WHAT TO DO
Reproduce each of the lines word for word.

### EXTRACTED MATERIAL ###

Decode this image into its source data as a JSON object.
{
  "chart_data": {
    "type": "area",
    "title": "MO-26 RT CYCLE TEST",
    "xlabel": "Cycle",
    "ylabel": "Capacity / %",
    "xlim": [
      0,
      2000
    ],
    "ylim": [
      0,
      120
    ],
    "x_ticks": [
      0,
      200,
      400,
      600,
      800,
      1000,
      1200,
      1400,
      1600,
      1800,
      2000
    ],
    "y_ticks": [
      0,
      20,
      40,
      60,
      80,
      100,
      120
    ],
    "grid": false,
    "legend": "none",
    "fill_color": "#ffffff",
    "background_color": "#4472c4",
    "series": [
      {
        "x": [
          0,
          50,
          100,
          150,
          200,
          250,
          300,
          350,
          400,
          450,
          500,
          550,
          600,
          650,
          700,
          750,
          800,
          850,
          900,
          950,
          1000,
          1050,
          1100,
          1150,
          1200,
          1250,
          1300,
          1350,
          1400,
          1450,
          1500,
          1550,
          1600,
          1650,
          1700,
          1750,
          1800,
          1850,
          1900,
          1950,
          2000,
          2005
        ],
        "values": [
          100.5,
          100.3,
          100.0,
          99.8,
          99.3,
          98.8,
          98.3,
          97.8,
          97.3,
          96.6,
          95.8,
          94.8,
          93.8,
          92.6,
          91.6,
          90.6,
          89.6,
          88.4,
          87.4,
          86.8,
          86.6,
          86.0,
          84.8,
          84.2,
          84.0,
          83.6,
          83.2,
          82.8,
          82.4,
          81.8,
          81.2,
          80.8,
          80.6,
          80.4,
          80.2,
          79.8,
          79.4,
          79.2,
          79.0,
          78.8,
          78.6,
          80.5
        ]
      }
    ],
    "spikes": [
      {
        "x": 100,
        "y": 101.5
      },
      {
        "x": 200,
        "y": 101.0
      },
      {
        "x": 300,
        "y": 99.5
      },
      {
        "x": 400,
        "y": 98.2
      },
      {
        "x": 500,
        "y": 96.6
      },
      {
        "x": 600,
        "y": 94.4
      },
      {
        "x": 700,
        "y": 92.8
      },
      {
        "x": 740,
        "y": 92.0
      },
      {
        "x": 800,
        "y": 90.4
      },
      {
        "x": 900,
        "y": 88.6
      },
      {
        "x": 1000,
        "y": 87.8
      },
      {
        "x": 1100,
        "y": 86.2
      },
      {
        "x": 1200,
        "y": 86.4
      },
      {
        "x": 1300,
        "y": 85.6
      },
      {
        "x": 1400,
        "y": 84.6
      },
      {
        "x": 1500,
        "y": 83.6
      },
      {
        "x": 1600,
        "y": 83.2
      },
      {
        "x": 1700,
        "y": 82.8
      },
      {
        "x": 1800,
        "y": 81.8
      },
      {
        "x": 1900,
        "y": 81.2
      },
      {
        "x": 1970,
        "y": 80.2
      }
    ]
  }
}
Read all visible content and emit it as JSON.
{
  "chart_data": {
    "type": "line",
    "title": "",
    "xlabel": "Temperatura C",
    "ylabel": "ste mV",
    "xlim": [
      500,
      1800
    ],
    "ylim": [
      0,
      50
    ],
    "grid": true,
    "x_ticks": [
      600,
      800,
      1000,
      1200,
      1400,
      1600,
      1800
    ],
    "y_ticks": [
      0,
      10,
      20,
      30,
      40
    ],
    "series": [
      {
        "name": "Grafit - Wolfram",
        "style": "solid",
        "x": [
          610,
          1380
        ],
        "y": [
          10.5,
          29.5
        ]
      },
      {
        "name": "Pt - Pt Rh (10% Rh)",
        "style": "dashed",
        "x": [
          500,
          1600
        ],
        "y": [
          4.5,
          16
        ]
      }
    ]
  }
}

###

RESULT FOR THIS EXERCISE
Decode this image into its source data as a JSON object.
{
  "chart_data": {
    "type": "area",
    "title": "MO-26 RT CYCLE TEST",
    "xlabel": "Cycle",
    "ylabel": "Capacity / %",
    "xlim": [
      0,
      2000
    ],
    "ylim": [
      0,
      120
    ],
    "x_ticks": [
      0,
      200,
      400,
      600,
      800,
      1000,
      1200,
      1400,
      1600,
      1800,
      2000
    ],
    "y_ticks": [
      0,
      20,
      40,
      60,
      80,
      100,
      120
    ],
    "grid": false,
    "legend": "none",
    "fill_color": "#ffffff",
    "background_color": "#4472c4",
    "series": [
      {
        "x": [
          0,
          50,
          100,
          150,
          200,
          250,
          300,
          350,
          400,
          450,
          500,
          550,
          600,
          650,
          700,
          750,
          800,
          850,
          900,
          950,
          1000,
          1050,
          1100,
          1150,
          1200,
          1250,
          1300,
          1350,
          1400,
          1450,
          1500,
          1550,
          1600,
          1650,
          1700,
          1750,
          1800,
          1850,
          1900,
          1950,
          2000,
          2005
        ],
        "values": [
          100.5,
          100.3,
          100.0,
          99.8,
          99.3,
          98.8,
          98.3,
          97.8,
          97.3,
          96.6,
          95.8,
          94.8,
          93.8,
          92.6,
          91.6,
          90.6,
          89.6,
          88.4,
          87.4,
          86.8,
          86.6,
          86.0,
          84.8,
          84.2,
          84.0,
          83.6,
          83.2,
          82.8,
          82.4,
          81.8,
          81.2,
          80.8,
          80.6,
          80.4,
          80.2,
          79.8,
          79.4,
          79.2,
          79.0,
          78.8,
          78.6,
          80.5
        ]
      }
    ],
    "spikes": [
      {
        "x": 100,
        "y": 101.5
      },
      {
        "x": 200,
        "y": 101.0
      },
      {
        "x": 300,
        "y": 99.5
      },
      {
        "x": 400,
        "y": 98.2
      },
      {
        "x": 500,
        "y": 96.6
      },
      {
        "x": 600,
        "y": 94.4
      },
      {
        "x": 700,
        "y": 92.8
      },
      {
        "x": 740,
        "y": 92.0
      },
      {
        "x": 800,
        "y": 90.4
      },
      {
        "x": 900,
        "y": 88.6
      },
      {
        "x": 1000,
        "y": 87.8
      },
      {
        "x": 1100,
        "y": 86.2
      },
      {
        "x": 1200,
        "y": 86.4
      },
      {
        "x": 1300,
        "y": 85.6
      },
      {
        "x": 1400,
        "y": 84.6
      },
      {
        "x": 1500,
        "y": 83.6
      },
      {
        "x": 1600,
        "y": 83.2
      },
      {
        "x": 1700,
        "y": 82.8
      },
      {
        "x": 1800,
        "y": 81.8
      },
      {
        "x": 1900,
        "y": 81.2
      },
      {
        "x": 1970,
        "y": 80.2
      }
    ]
  }
}
Read all visible content and emit it as JSON.
{
  "chart_data": {
    "type": "line",
    "title": "",
    "xlabel": "Temperatura C",
    "ylabel": "ste mV",
    "xlim": [
      500,
      1800
    ],
    "ylim": [
      0,
      50
    ],
    "grid": true,
    "x_ticks": [
      600,
      800,
      1000,
      1200,
      1400,
      1600,
      1800
    ],
    "y_ticks": [
      0,
      10,
      20,
      30,
      40
    ],
    "series": [
      {
        "name": "Grafit - Wolfram",
        "style": "solid",
        "x": [
          610,
          1380
        ],
        "y": [
          10.5,
          29.5
        ]
      },
      {
        "name": "Pt - Pt Rh (10% Rh)",
        "style": "dashed",
        "x": [
          500,
          1600
        ],
        "y": [
          4.5,
          16
        ]
      }
    ]
  }
}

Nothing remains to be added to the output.